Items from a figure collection
================
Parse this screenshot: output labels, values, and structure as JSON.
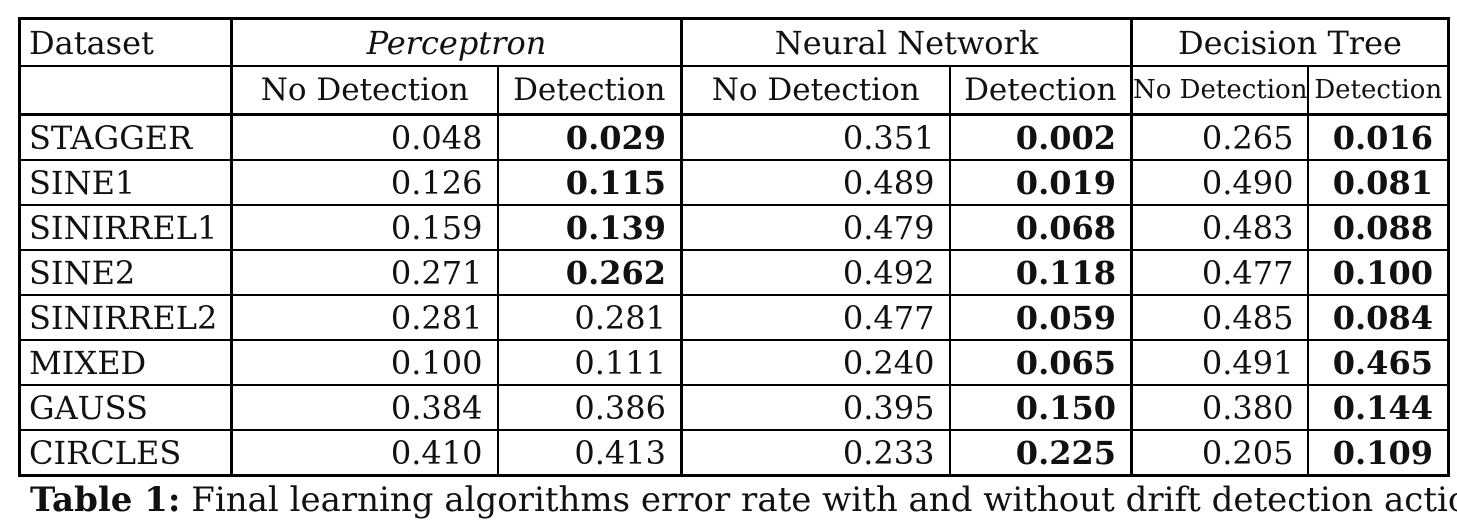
{
  "colors": {
    "background": "#ffffff",
    "text": "#111111",
    "border": "#000000"
  },
  "table": {
    "corner_header": "Dataset",
    "groups": [
      {
        "label": "Perceptron"
      },
      {
        "label": "Neural Network"
      },
      {
        "label": "Decision Tree"
      }
    ],
    "sub_columns": [
      "No Detection",
      "Detection"
    ],
    "rows": [
      {
        "dataset": "STAGGER",
        "values": [
          {
            "text": "0.048",
            "bold": false
          },
          {
            "text": "0.029",
            "bold": true
          },
          {
            "text": "0.351",
            "bold": false
          },
          {
            "text": "0.002",
            "bold": true
          },
          {
            "text": "0.265",
            "bold": false
          },
          {
            "text": "0.016",
            "bold": true
          }
        ]
      },
      {
        "dataset": "SINE1",
        "values": [
          {
            "text": "0.126",
            "bold": false
          },
          {
            "text": "0.115",
            "bold": true
          },
          {
            "text": "0.489",
            "bold": false
          },
          {
            "text": "0.019",
            "bold": true
          },
          {
            "text": "0.490",
            "bold": false
          },
          {
            "text": "0.081",
            "bold": true
          }
        ]
      },
      {
        "dataset": "SINIRREL1",
        "values": [
          {
            "text": "0.159",
            "bold": false
          },
          {
            "text": "0.139",
            "bold": true
          },
          {
            "text": "0.479",
            "bold": false
          },
          {
            "text": "0.068",
            "bold": true
          },
          {
            "text": "0.483",
            "bold": false
          },
          {
            "text": "0.088",
            "bold": true
          }
        ]
      },
      {
        "dataset": "SINE2",
        "values": [
          {
            "text": "0.271",
            "bold": false
          },
          {
            "text": "0.262",
            "bold": true
          },
          {
            "text": "0.492",
            "bold": false
          },
          {
            "text": "0.118",
            "bold": true
          },
          {
            "text": "0.477",
            "bold": false
          },
          {
            "text": "0.100",
            "bold": true
          }
        ]
      },
      {
        "dataset": "SINIRREL2",
        "values": [
          {
            "text": "0.281",
            "bold": false
          },
          {
            "text": "0.281",
            "bold": false
          },
          {
            "text": "0.477",
            "bold": false
          },
          {
            "text": "0.059",
            "bold": true
          },
          {
            "text": "0.485",
            "bold": false
          },
          {
            "text": "0.084",
            "bold": true
          }
        ]
      },
      {
        "dataset": "MIXED",
        "values": [
          {
            "text": "0.100",
            "bold": false
          },
          {
            "text": "0.111",
            "bold": false
          },
          {
            "text": "0.240",
            "bold": false
          },
          {
            "text": "0.065",
            "bold": true
          },
          {
            "text": "0.491",
            "bold": false
          },
          {
            "text": "0.465",
            "bold": true
          }
        ]
      },
      {
        "dataset": "GAUSS",
        "values": [
          {
            "text": "0.384",
            "bold": false
          },
          {
            "text": "0.386",
            "bold": false
          },
          {
            "text": "0.395",
            "bold": false
          },
          {
            "text": "0.150",
            "bold": true
          },
          {
            "text": "0.380",
            "bold": false
          },
          {
            "text": "0.144",
            "bold": true
          }
        ]
      },
      {
        "dataset": "CIRCLES",
        "values": [
          {
            "text": "0.410",
            "bold": false
          },
          {
            "text": "0.413",
            "bold": false
          },
          {
            "text": "0.233",
            "bold": false
          },
          {
            "text": "0.225",
            "bold": true
          },
          {
            "text": "0.205",
            "bold": false
          },
          {
            "text": "0.109",
            "bold": true
          }
        ]
      }
    ]
  },
  "caption": {
    "label": "Table 1:",
    "text": "Final learning algorithms error rate with and without drift detection action"
  }
}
================
» Given problem
An exact transcription of all the entries is required, without the pictures.

» Result
Parse this screenshot: output labels, values, and structure as JSON.
{
  "colors": {
    "background": "#ffffff",
    "text": "#111111",
    "border": "#000000"
  },
  "table": {
    "corner_header": "Dataset",
    "groups": [
      {
        "label": "Perceptron"
      },
      {
        "label": "Neural Network"
      },
      {
        "label": "Decision Tree"
      }
    ],
    "sub_columns": [
      "No Detection",
      "Detection"
    ],
    "rows": [
      {
        "dataset": "STAGGER",
        "values": [
          {
            "text": "0.048",
            "bold": false
          },
          {
            "text": "0.029",
            "bold": true
          },
          {
            "text": "0.351",
            "bold": false
          },
          {
            "text": "0.002",
            "bold": true
          },
          {
            "text": "0.265",
            "bold": false
          },
          {
            "text": "0.016",
            "bold": true
          }
        ]
      },
      {
        "dataset": "SINE1",
        "values": [
          {
            "text": "0.126",
            "bold": false
          },
          {
            "text": "0.115",
            "bold": true
          },
          {
            "text": "0.489",
            "bold": false
          },
          {
            "text": "0.019",
            "bold": true
          },
          {
            "text": "0.490",
            "bold": false
          },
          {
            "text": "0.081",
            "bold": true
          }
        ]
      },
      {
        "dataset": "SINIRREL1",
        "values": [
          {
            "text": "0.159",
            "bold": false
          },
          {
            "text": "0.139",
            "bold": true
          },
          {
            "text": "0.479",
            "bold": false
          },
          {
            "text": "0.068",
            "bold": true
          },
          {
            "text": "0.483",
            "bold": false
          },
          {
            "text": "0.088",
            "bold": true
          }
        ]
      },
      {
        "dataset": "SINE2",
        "values": [
          {
            "text": "0.271",
            "bold": false
          },
          {
            "text": "0.262",
            "bold": true
          },
          {
            "text": "0.492",
            "bold": false
          },
          {
            "text": "0.118",
            "bold": true
          },
          {
            "text": "0.477",
            "bold": false
          },
          {
            "text": "0.100",
            "bold": true
          }
        ]
      },
      {
        "dataset": "SINIRREL2",
        "values": [
          {
            "text": "0.281",
            "bold": false
          },
          {
            "text": "0.281",
            "bold": false
          },
          {
            "text": "0.477",
            "bold": false
          },
          {
            "text": "0.059",
            "bold": true
          },
          {
            "text": "0.485",
            "bold": false
          },
          {
            "text": "0.084",
            "bold": true
          }
        ]
      },
      {
        "dataset": "MIXED",
        "values": [
          {
            "text": "0.100",
            "bold": false
          },
          {
            "text": "0.111",
            "bold": false
          },
          {
            "text": "0.240",
            "bold": false
          },
          {
            "text": "0.065",
            "bold": true
          },
          {
            "text": "0.491",
            "bold": false
          },
          {
            "text": "0.465",
            "bold": true
          }
        ]
      },
      {
        "dataset": "GAUSS",
        "values": [
          {
            "text": "0.384",
            "bold": false
          },
          {
            "text": "0.386",
            "bold": false
          },
          {
            "text": "0.395",
            "bold": false
          },
          {
            "text": "0.150",
            "bold": true
          },
          {
            "text": "0.380",
            "bold": false
          },
          {
            "text": "0.144",
            "bold": true
          }
        ]
      },
      {
        "dataset": "CIRCLES",
        "values": [
          {
            "text": "0.410",
            "bold": false
          },
          {
            "text": "0.413",
            "bold": false
          },
          {
            "text": "0.233",
            "bold": false
          },
          {
            "text": "0.225",
            "bold": true
          },
          {
            "text": "0.205",
            "bold": false
          },
          {
            "text": "0.109",
            "bold": true
          }
        ]
      }
    ]
  },
  "caption": {
    "label": "Table 1:",
    "text": "Final learning algorithms error rate with and without drift detection action"
  }
}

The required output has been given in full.